[begin Data rows]
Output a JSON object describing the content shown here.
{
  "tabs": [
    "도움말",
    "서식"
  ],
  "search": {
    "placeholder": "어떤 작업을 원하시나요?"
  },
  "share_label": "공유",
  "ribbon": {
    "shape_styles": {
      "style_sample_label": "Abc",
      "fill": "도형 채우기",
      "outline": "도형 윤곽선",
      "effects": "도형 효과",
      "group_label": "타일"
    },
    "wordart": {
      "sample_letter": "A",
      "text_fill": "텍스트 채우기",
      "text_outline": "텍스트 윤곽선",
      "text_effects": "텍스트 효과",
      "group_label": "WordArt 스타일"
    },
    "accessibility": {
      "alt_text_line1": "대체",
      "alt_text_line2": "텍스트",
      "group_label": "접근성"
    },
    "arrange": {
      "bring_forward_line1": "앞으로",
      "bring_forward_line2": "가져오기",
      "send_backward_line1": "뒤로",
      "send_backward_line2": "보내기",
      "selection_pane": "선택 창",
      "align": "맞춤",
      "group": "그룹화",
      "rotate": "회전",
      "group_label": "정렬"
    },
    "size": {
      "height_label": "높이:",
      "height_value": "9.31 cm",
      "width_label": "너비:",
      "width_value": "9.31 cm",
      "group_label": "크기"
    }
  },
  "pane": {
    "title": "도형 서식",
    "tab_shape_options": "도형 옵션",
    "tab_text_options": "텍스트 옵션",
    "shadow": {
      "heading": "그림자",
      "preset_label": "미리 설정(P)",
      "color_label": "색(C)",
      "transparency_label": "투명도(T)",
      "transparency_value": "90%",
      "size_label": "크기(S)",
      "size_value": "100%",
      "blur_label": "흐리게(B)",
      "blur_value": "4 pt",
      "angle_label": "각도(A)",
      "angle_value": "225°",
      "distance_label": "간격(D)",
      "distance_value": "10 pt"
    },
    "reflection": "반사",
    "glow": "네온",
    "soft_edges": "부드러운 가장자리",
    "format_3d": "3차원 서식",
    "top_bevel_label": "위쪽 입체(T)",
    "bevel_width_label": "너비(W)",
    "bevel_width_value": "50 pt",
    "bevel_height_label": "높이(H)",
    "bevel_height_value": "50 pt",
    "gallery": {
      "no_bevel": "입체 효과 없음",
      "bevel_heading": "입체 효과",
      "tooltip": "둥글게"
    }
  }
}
[end Data rows]
Write out every line exactly as it stands.

Output a JSON object describing the content shown here.
{
  "tabs": [
    "도움말",
    "서식"
  ],
  "search": {
    "placeholder": "어떤 작업을 원하시나요?"
  },
  "share_label": "공유",
  "ribbon": {
    "shape_styles": {
      "style_sample_label": "Abc",
      "fill": "도형 채우기",
      "outline": "도형 윤곽선",
      "effects": "도형 효과",
      "group_label": "타일"
    },
    "wordart": {
      "sample_letter": "A",
      "text_fill": "텍스트 채우기",
      "text_outline": "텍스트 윤곽선",
      "text_effects": "텍스트 효과",
      "group_label": "WordArt 스타일"
    },
    "accessibility": {
      "alt_text_line1": "대체",
      "alt_text_line2": "텍스트",
      "group_label": "접근성"
    },
    "arrange": {
      "bring_forward_line1": "앞으로",
      "bring_forward_line2": "가져오기",
      "send_backward_line1": "뒤로",
      "send_backward_line2": "보내기",
      "selection_pane": "선택 창",
      "align": "맞춤",
      "group": "그룹화",
      "rotate": "회전",
      "group_label": "정렬"
    },
    "size": {
      "height_label": "높이:",
      "height_value": "9.31 cm",
      "width_label": "너비:",
      "width_value": "9.31 cm",
      "group_label": "크기"
    }
  },
  "pane": {
    "title": "도형 서식",
    "tab_shape_options": "도형 옵션",
    "tab_text_options": "텍스트 옵션",
    "shadow": {
      "heading": "그림자",
      "preset_label": "미리 설정(P)",
      "color_label": "색(C)",
      "transparency_label": "투명도(T)",
      "transparency_value": "90%",
      "size_label": "크기(S)",
      "size_value": "100%",
      "blur_label": "흐리게(B)",
      "blur_value": "4 pt",
      "angle_label": "각도(A)",
      "angle_value": "225°",
      "distance_label": "간격(D)",
      "distance_value": "10 pt"
    },
    "reflection": "반사",
    "glow": "네온",
    "soft_edges": "부드러운 가장자리",
    "format_3d": "3차원 서식",
    "top_bevel_label": "위쪽 입체(T)",
    "bevel_width_label": "너비(W)",
    "bevel_width_value": "50 pt",
    "bevel_height_label": "높이(H)",
    "bevel_height_value": "50 pt",
    "gallery": {
      "no_bevel": "입체 효과 없음",
      "bevel_heading": "입체 효과",
      "tooltip": "둥글게"
    }
  }
}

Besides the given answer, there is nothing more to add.